### Try it
Copy out every line of the records where the string "lower" occurs.

### Available records
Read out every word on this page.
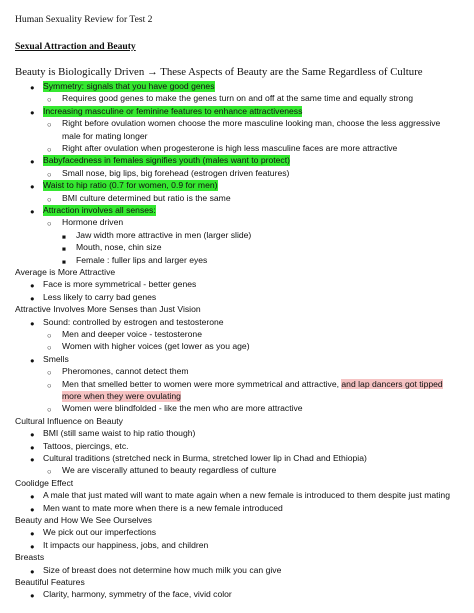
Human Sexuality Review for Test 2
Sexual Attraction and Beauty
Beauty is Biologically Driven → These Aspects of Beauty are the Same Regardless of Culture
● Symmetry: signals that you have good genes
○ Requires good genes to make the genes turn on and off at the same time and equally strong
● Increasing masculine or feminine features to enhance attractiveness
○ Right before ovulation women choose the more masculine looking man, choose the less aggressive
male for mating longer
○ Right after ovulation when progesterone is high less masculine faces are more attractive
● Babyfacedness in females signifies youth (males want to protect)
○ Small nose, big lips, big forehead (estrogen driven features)
● Waist to hip ratio (0.7 for women, 0.9 for men)
○ BMI culture determined but ratio is the same
● Attraction involves all senses:
○ Hormone driven
■ Jaw width more attractive in men (larger slide)
■ Mouth, nose, chin size
■ Female : fuller lips and larger eyes
Average is More Attractive
● Face is more symmetrical - better genes
● Less likely to carry bad genes
Attractive Involves More Senses than Just Vision
● Sound: controlled by estrogen and testosterone
○ Men and deeper voice - testosterone
○ Women with higher voices (get lower as you age)
● Smells
○ Pheromones, cannot detect them
○ Men that smelled better to women were more symmetrical and attractive, and lap dancers got tipped
more when they were ovulating
○ Women were blindfolded - like the men who are more attractive
Cultural Influence on Beauty
● BMI (still same waist to hip ratio though)
● Tattoos, piercings, etc.
● Cultural traditions (stretched neck in Burma, stretched lower lip in Chad and Ethiopia)
○ We are viscerally attuned to beauty regardless of culture
Coolidge Effect
● A male that just mated will want to mate again when a new female is introduced to them despite just mating
● Men want to mate more when there is a new female introduced
Beauty and How We See Ourselves
● We pick out our imperfections
● It impacts our happiness, jobs, and children
Breasts
● Size of breast does not determine how much milk you can give
Beautiful Features
● Clarity, harmony, symmetry of the face, vivid color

### Exercise result
○ Women with higher voices (get lower as you age)
● Cultural traditions (stretched neck in Burma, stretched lower lip in Chad and Ethiopia)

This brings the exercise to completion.